TASK DIRECTIONS:
Set down every record once more, exactly as given.

DATA SHOWN:
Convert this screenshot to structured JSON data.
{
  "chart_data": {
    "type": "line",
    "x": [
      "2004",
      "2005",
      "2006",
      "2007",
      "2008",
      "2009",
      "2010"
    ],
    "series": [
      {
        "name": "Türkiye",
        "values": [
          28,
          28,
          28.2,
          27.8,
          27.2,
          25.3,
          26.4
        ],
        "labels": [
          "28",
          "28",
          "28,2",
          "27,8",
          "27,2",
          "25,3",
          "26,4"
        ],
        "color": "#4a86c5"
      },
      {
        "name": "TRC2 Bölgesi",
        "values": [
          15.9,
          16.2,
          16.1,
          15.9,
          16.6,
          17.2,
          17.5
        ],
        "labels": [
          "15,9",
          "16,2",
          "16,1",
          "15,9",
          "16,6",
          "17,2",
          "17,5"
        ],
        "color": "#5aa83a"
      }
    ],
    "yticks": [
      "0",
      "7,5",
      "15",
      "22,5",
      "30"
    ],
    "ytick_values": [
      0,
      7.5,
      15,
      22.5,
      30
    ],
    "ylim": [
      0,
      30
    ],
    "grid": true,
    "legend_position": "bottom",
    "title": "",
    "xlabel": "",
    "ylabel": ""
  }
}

SOLUTION TO THE PROBLEM:
Convert this screenshot to structured JSON data.
{
  "chart_data": {
    "type": "line",
    "x": [
      "2004",
      "2005",
      "2006",
      "2007",
      "2008",
      "2009",
      "2010"
    ],
    "series": [
      {
        "name": "Türkiye",
        "values": [
          28,
          28,
          28.2,
          27.8,
          27.2,
          25.3,
          26.4
        ],
        "labels": [
          "28",
          "28",
          "28,2",
          "27,8",
          "27,2",
          "25,3",
          "26,4"
        ],
        "color": "#4a86c5"
      },
      {
        "name": "TRC2 Bölgesi",
        "values": [
          15.9,
          16.2,
          16.1,
          15.9,
          16.6,
          17.2,
          17.5
        ],
        "labels": [
          "15,9",
          "16,2",
          "16,1",
          "15,9",
          "16,6",
          "17,2",
          "17,5"
        ],
        "color": "#5aa83a"
      }
    ],
    "yticks": [
      "0",
      "7,5",
      "15",
      "22,5",
      "30"
    ],
    "ytick_values": [
      0,
      7.5,
      15,
      22.5,
      30
    ],
    "ylim": [
      0,
      30
    ],
    "grid": true,
    "legend_position": "bottom",
    "title": "",
    "xlabel": "",
    "ylabel": ""
  }
}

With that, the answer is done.